Data records:
++++++++++++++++++++
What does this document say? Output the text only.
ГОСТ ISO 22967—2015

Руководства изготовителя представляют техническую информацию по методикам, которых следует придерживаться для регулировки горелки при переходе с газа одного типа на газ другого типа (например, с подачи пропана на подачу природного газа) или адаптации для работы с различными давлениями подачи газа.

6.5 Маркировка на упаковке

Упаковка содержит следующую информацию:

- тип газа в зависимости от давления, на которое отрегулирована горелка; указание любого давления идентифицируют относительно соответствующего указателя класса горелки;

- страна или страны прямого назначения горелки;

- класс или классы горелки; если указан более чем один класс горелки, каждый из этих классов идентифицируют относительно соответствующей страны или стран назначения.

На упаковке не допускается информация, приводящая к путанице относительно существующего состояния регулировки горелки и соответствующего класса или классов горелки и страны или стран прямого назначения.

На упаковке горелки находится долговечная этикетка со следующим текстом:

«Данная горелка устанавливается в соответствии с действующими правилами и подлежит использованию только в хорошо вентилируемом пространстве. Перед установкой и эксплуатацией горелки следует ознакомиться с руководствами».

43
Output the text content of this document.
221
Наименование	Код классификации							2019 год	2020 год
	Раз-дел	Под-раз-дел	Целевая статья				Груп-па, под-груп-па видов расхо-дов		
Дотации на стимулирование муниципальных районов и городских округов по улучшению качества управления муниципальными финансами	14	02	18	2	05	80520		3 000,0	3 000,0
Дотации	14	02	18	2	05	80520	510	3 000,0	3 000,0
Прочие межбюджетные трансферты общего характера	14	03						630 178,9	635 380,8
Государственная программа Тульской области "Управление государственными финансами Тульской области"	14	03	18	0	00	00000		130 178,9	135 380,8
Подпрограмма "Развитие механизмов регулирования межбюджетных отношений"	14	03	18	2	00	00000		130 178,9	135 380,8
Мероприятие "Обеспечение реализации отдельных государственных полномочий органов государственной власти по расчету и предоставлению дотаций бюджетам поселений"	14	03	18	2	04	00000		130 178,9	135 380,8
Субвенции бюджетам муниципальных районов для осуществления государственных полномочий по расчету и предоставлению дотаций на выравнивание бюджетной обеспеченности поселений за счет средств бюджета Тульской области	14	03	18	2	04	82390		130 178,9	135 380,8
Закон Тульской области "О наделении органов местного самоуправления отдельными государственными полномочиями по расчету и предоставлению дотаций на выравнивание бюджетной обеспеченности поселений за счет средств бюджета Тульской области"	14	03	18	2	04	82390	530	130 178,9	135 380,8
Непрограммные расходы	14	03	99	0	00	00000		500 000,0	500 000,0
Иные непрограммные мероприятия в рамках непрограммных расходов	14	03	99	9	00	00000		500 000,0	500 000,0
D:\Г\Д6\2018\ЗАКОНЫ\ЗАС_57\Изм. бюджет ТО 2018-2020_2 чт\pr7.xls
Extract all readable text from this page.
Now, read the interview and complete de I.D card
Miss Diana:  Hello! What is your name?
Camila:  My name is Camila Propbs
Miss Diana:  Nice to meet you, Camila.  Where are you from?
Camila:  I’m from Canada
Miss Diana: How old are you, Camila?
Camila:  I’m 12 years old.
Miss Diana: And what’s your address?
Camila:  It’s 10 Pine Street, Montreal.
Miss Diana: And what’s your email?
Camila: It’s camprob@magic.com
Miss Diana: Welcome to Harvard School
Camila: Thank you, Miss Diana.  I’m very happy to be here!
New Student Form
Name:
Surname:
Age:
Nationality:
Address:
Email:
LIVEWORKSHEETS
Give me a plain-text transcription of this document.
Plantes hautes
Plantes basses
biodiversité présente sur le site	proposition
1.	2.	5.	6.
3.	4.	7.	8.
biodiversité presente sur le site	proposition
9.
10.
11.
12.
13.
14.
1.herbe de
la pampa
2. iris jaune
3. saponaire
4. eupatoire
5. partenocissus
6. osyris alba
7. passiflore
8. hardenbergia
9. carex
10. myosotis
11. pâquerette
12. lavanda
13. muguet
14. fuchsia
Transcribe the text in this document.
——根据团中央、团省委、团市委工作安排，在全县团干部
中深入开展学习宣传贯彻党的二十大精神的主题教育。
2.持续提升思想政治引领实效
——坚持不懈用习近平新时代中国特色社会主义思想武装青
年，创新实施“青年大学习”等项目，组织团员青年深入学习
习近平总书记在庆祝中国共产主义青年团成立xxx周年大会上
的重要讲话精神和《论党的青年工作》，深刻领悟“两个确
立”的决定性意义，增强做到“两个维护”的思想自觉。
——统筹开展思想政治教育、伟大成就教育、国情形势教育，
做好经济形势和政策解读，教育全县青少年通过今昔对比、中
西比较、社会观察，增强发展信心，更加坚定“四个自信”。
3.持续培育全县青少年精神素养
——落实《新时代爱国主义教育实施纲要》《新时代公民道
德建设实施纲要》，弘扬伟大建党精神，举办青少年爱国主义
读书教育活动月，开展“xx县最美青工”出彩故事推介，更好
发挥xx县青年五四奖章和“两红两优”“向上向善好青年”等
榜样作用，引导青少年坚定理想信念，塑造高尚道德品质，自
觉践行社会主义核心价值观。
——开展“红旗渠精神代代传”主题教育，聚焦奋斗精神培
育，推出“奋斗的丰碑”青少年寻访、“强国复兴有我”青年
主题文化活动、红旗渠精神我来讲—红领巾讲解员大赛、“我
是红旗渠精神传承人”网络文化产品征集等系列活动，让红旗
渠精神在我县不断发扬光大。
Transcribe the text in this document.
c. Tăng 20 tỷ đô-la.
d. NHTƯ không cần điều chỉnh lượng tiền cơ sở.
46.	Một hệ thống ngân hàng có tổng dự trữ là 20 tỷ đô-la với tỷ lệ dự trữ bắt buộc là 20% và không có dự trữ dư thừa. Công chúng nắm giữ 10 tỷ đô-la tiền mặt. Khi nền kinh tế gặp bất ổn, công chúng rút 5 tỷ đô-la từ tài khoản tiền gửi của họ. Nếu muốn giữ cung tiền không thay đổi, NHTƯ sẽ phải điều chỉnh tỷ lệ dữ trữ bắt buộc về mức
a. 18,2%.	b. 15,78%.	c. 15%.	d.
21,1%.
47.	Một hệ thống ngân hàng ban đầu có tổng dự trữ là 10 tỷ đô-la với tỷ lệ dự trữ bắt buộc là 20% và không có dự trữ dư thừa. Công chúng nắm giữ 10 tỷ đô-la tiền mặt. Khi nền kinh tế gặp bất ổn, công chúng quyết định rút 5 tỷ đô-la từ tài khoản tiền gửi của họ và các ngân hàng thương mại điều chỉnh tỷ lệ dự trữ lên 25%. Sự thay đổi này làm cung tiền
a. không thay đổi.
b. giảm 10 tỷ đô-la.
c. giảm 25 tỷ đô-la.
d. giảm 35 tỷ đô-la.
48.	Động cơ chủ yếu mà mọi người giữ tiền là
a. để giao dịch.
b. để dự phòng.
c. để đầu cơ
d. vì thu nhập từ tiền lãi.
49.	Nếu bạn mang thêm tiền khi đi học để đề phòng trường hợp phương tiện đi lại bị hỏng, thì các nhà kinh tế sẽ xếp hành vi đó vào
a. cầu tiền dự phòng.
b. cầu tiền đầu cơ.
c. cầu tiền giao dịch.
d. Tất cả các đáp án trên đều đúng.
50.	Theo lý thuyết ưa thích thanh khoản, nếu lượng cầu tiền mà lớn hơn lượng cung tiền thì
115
++++++++++++++++++++
Exactly as written, please output every entry.

What does this document say? Output the text only.
ГОСТ ISO 22967—2015

Руководства изготовителя представляют техническую информацию по методикам, которых следует придерживаться для регулировки горелки при переходе с газа одного типа на газ другого типа (например, с подачи пропана на подачу природного газа) или адаптации для работы с различными давлениями подачи газа.

6.5 Маркировка на упаковке

Упаковка содержит следующую информацию:

- тип газа в зависимости от давления, на которое отрегулирована горелка; указание любого давления идентифицируют относительно соответствующего указателя класса горелки;

- страна или страны прямого назначения горелки;

- класс или классы горелки; если указан более чем один класс горелки, каждый из этих классов идентифицируют относительно соответствующей страны или стран назначения.

На упаковке не допускается информация, приводящая к путанице относительно существующего состояния регулировки горелки и соответствующего класса или классов горелки и страны или стран прямого назначения.

На упаковке горелки находится долговечная этикетка со следующим текстом:

«Данная горелка устанавливается в соответствии с действующими правилами и подлежит использованию только в хорошо вентилируемом пространстве. Перед установкой и эксплуатацией горелки следует ознакомиться с руководствами».

43
Output the text content of this document.
221
Наименование	Код классификации							2019 год	2020 год
	Раз-дел	Под-раз-дел	Целевая статья				Груп-па, под-груп-па видов расхо-дов		
Дотации на стимулирование муниципальных районов и городских округов по улучшению качества управления муниципальными финансами	14	02	18	2	05	80520		3 000,0	3 000,0
Дотации	14	02	18	2	05	80520	510	3 000,0	3 000,0
Прочие межбюджетные трансферты общего характера	14	03						630 178,9	635 380,8
Государственная программа Тульской области "Управление государственными финансами Тульской области"	14	03	18	0	00	00000		130 178,9	135 380,8
Подпрограмма "Развитие механизмов регулирования межбюджетных отношений"	14	03	18	2	00	00000		130 178,9	135 380,8
Мероприятие "Обеспечение реализации отдельных государственных полномочий органов государственной власти по расчету и предоставлению дотаций бюджетам поселений"	14	03	18	2	04	00000		130 178,9	135 380,8
Субвенции бюджетам муниципальных районов для осуществления государственных полномочий по расчету и предоставлению дотаций на выравнивание бюджетной обеспеченности поселений за счет средств бюджета Тульской области	14	03	18	2	04	82390		130 178,9	135 380,8
Закон Тульской области "О наделении органов местного самоуправления отдельными государственными полномочиями по расчету и предоставлению дотаций на выравнивание бюджетной обеспеченности поселений за счет средств бюджета Тульской области"	14	03	18	2	04	82390	530	130 178,9	135 380,8
Непрограммные расходы	14	03	99	0	00	00000		500 000,0	500 000,0
Иные непрограммные мероприятия в рамках непрограммных расходов	14	03	99	9	00	00000		500 000,0	500 000,0
D:\Г\Д6\2018\ЗАКОНЫ\ЗАС_57\Изм. бюджет ТО 2018-2020_2 чт\pr7.xls
Extract all readable text from this page.
Now, read the interview and complete de I.D card
Miss Diana:  Hello! What is your name?
Camila:  My name is Camila Propbs
Miss Diana:  Nice to meet you, Camila.  Where are you from?
Camila:  I’m from Canada
Miss Diana: How old are you, Camila?
Camila:  I’m 12 years old.
Miss Diana: And what’s your address?
Camila:  It’s 10 Pine Street, Montreal.
Miss Diana: And what’s your email?
Camila: It’s camprob@magic.com
Miss Diana: Welcome to Harvard School
Camila: Thank you, Miss Diana.  I’m very happy to be here!
New Student Form
Name:
Surname:
Age:
Nationality:
Address:
Email:
LIVEWORKSHEETS
Give me a plain-text transcription of this document.
Plantes hautes
Plantes basses
biodiversité présente sur le site	proposition
1.	2.	5.	6.
3.	4.	7.	8.
biodiversité presente sur le site	proposition
9.
10.
11.
12.
13.
14.
1.herbe de
la pampa
2. iris jaune
3. saponaire
4. eupatoire
5. partenocissus
6. osyris alba
7. passiflore
8. hardenbergia
9. carex
10. myosotis
11. pâquerette
12. lavanda
13. muguet
14. fuchsia
Transcribe the text in this document.
——根据团中央、团省委、团市委工作安排，在全县团干部
中深入开展学习宣传贯彻党的二十大精神的主题教育。
2.持续提升思想政治引领实效
——坚持不懈用习近平新时代中国特色社会主义思想武装青
年，创新实施“青年大学习”等项目，组织团员青年深入学习
习近平总书记在庆祝中国共产主义青年团成立xxx周年大会上
的重要讲话精神和《论党的青年工作》，深刻领悟“两个确
立”的决定性意义，增强做到“两个维护”的思想自觉。
——统筹开展思想政治教育、伟大成就教育、国情形势教育，
做好经济形势和政策解读，教育全县青少年通过今昔对比、中
西比较、社会观察，增强发展信心，更加坚定“四个自信”。
3.持续培育全县青少年精神素养
——落实《新时代爱国主义教育实施纲要》《新时代公民道
德建设实施纲要》，弘扬伟大建党精神，举办青少年爱国主义
读书教育活动月，开展“xx县最美青工”出彩故事推介，更好
发挥xx县青年五四奖章和“两红两优”“向上向善好青年”等
榜样作用，引导青少年坚定理想信念，塑造高尚道德品质，自
觉践行社会主义核心价值观。
——开展“红旗渠精神代代传”主题教育，聚焦奋斗精神培
育，推出“奋斗的丰碑”青少年寻访、“强国复兴有我”青年
主题文化活动、红旗渠精神我来讲—红领巾讲解员大赛、“我
是红旗渠精神传承人”网络文化产品征集等系列活动，让红旗
渠精神在我县不断发扬光大。
Transcribe the text in this document.
c. Tăng 20 tỷ đô-la.
d. NHTƯ không cần điều chỉnh lượng tiền cơ sở.
46.	Một hệ thống ngân hàng có tổng dự trữ là 20 tỷ đô-la với tỷ lệ dự trữ bắt buộc là 20% và không có dự trữ dư thừa. Công chúng nắm giữ 10 tỷ đô-la tiền mặt. Khi nền kinh tế gặp bất ổn, công chúng rút 5 tỷ đô-la từ tài khoản tiền gửi của họ. Nếu muốn giữ cung tiền không thay đổi, NHTƯ sẽ phải điều chỉnh tỷ lệ dữ trữ bắt buộc về mức
a. 18,2%.	b. 15,78%.	c. 15%.	d.
21,1%.
47.	Một hệ thống ngân hàng ban đầu có tổng dự trữ là 10 tỷ đô-la với tỷ lệ dự trữ bắt buộc là 20% và không có dự trữ dư thừa. Công chúng nắm giữ 10 tỷ đô-la tiền mặt. Khi nền kinh tế gặp bất ổn, công chúng quyết định rút 5 tỷ đô-la từ tài khoản tiền gửi của họ và các ngân hàng thương mại điều chỉnh tỷ lệ dự trữ lên 25%. Sự thay đổi này làm cung tiền
a. không thay đổi.
b. giảm 10 tỷ đô-la.
c. giảm 25 tỷ đô-la.
d. giảm 35 tỷ đô-la.
48.	Động cơ chủ yếu mà mọi người giữ tiền là
a. để giao dịch.
b. để dự phòng.
c. để đầu cơ
d. vì thu nhập từ tiền lãi.
49.	Nếu bạn mang thêm tiền khi đi học để đề phòng trường hợp phương tiện đi lại bị hỏng, thì các nhà kinh tế sẽ xếp hành vi đó vào
a. cầu tiền dự phòng.
b. cầu tiền đầu cơ.
c. cầu tiền giao dịch.
d. Tất cả các đáp án trên đều đúng.
50.	Theo lý thuyết ưa thích thanh khoản, nếu lượng cầu tiền mà lớn hơn lượng cung tiền thì
115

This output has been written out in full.